(SHORT TASK)
Please determine how many lines of the material include the word "unknown", and respond with nothing but that number.

(SOURCE MATERIAL)
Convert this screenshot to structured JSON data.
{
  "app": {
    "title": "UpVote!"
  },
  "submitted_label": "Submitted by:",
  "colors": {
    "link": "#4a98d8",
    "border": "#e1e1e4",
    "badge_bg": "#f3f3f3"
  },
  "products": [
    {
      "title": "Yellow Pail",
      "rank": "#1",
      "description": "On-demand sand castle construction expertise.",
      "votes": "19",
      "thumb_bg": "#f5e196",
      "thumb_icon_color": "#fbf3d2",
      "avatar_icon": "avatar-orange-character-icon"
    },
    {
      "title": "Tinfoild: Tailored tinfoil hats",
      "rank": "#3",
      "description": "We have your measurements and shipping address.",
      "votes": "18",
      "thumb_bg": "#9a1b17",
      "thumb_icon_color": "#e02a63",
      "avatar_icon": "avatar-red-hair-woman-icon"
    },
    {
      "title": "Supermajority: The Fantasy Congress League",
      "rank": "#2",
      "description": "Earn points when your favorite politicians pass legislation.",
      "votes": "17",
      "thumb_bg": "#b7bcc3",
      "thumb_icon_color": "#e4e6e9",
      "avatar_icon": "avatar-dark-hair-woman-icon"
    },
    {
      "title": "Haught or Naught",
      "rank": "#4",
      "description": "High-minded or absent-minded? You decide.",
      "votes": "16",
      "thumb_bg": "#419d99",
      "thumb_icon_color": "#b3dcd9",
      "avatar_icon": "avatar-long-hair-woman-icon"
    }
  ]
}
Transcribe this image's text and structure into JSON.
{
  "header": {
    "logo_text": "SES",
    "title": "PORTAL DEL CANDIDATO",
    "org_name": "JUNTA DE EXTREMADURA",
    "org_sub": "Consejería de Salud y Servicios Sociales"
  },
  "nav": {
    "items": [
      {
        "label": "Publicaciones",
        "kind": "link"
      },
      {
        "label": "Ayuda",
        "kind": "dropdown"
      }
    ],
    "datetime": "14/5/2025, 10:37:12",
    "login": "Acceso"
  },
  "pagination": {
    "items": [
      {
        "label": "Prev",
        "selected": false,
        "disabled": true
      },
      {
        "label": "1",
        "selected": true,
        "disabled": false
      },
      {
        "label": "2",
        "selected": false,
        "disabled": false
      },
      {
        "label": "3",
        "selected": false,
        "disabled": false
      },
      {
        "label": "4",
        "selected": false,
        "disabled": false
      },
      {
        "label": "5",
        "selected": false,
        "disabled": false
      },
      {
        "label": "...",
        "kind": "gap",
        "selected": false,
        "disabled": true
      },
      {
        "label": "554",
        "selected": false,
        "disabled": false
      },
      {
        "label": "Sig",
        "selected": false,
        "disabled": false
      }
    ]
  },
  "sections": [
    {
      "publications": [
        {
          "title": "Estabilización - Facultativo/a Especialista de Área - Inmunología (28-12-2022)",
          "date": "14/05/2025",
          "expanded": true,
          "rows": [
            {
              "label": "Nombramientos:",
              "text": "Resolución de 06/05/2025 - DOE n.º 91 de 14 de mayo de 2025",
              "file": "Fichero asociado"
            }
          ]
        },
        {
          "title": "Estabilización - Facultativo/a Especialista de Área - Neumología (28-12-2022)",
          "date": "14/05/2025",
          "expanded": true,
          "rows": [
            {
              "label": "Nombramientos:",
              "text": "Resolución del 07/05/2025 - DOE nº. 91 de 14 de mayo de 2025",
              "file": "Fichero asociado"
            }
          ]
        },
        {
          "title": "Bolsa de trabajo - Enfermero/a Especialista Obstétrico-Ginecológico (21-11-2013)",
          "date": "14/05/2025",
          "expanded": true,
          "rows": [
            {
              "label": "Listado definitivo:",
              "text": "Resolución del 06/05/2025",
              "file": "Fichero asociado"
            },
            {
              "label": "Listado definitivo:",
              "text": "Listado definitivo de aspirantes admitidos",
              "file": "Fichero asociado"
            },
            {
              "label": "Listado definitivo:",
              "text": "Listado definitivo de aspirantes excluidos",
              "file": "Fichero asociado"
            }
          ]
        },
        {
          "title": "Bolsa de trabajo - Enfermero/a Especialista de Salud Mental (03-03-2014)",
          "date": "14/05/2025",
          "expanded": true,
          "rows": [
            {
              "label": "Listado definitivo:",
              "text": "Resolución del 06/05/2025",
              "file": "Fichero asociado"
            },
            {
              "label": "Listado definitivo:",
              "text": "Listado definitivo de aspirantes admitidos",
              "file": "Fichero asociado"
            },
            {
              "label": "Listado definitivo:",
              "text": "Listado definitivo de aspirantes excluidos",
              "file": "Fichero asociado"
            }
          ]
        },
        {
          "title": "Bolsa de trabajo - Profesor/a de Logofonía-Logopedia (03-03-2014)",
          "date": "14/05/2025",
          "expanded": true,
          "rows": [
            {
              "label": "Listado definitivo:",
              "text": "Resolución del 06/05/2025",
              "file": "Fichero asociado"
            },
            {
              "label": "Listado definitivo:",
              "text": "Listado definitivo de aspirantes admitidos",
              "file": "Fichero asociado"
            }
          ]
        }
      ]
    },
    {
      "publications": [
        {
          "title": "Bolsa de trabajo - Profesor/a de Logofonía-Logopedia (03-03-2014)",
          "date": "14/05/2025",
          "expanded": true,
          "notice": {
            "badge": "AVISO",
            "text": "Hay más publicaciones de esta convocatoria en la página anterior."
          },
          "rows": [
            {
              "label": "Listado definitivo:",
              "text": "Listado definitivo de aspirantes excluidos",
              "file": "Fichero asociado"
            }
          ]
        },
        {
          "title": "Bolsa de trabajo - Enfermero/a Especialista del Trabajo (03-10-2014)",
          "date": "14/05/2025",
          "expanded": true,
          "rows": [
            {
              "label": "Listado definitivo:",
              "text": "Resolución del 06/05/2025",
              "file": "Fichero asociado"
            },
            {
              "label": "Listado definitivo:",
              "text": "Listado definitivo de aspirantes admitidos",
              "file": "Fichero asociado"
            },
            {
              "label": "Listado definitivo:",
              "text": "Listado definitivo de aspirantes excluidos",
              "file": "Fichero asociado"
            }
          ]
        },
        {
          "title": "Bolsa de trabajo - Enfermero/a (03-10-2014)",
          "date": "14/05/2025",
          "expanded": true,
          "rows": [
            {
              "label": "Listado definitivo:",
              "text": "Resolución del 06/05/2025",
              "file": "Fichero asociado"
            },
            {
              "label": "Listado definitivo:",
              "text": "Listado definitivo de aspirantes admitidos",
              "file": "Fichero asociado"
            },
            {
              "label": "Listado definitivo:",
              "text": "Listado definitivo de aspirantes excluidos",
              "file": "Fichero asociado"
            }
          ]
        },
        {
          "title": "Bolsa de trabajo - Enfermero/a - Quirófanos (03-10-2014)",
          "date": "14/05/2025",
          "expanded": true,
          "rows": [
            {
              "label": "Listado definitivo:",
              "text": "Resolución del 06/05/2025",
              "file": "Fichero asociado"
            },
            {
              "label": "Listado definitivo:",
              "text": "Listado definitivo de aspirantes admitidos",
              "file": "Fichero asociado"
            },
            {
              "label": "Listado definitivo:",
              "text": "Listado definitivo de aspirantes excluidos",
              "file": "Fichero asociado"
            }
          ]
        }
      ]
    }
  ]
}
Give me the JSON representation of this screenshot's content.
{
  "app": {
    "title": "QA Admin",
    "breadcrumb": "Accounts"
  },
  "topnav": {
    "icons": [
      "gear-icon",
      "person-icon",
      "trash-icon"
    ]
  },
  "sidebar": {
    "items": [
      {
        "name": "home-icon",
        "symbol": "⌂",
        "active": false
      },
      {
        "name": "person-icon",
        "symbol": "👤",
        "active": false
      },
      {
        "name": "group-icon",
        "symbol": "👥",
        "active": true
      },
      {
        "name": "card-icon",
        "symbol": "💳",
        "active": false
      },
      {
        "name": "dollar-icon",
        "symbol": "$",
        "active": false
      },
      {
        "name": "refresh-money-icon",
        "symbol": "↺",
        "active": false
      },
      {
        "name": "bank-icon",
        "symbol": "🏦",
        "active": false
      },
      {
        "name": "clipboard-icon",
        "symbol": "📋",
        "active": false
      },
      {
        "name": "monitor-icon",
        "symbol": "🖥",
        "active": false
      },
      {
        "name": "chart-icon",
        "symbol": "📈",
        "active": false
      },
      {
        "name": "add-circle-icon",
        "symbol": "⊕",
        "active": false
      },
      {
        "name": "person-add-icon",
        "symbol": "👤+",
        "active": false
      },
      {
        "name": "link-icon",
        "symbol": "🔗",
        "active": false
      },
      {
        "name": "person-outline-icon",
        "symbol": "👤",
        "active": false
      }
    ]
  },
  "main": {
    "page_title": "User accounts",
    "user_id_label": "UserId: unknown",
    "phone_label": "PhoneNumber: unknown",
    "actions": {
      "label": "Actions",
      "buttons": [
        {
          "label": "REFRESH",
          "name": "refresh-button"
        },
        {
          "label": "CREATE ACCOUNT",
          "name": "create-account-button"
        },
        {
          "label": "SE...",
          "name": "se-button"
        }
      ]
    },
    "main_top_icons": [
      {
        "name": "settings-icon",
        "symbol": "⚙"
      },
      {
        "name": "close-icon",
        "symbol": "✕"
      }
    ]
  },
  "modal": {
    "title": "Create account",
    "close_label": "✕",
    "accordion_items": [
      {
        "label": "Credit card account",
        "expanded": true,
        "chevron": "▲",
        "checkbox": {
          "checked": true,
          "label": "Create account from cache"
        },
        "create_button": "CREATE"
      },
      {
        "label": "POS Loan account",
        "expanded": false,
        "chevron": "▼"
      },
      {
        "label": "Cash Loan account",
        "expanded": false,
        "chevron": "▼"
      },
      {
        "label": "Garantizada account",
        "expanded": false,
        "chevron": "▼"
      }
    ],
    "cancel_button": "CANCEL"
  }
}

(FINAL RESULT)
2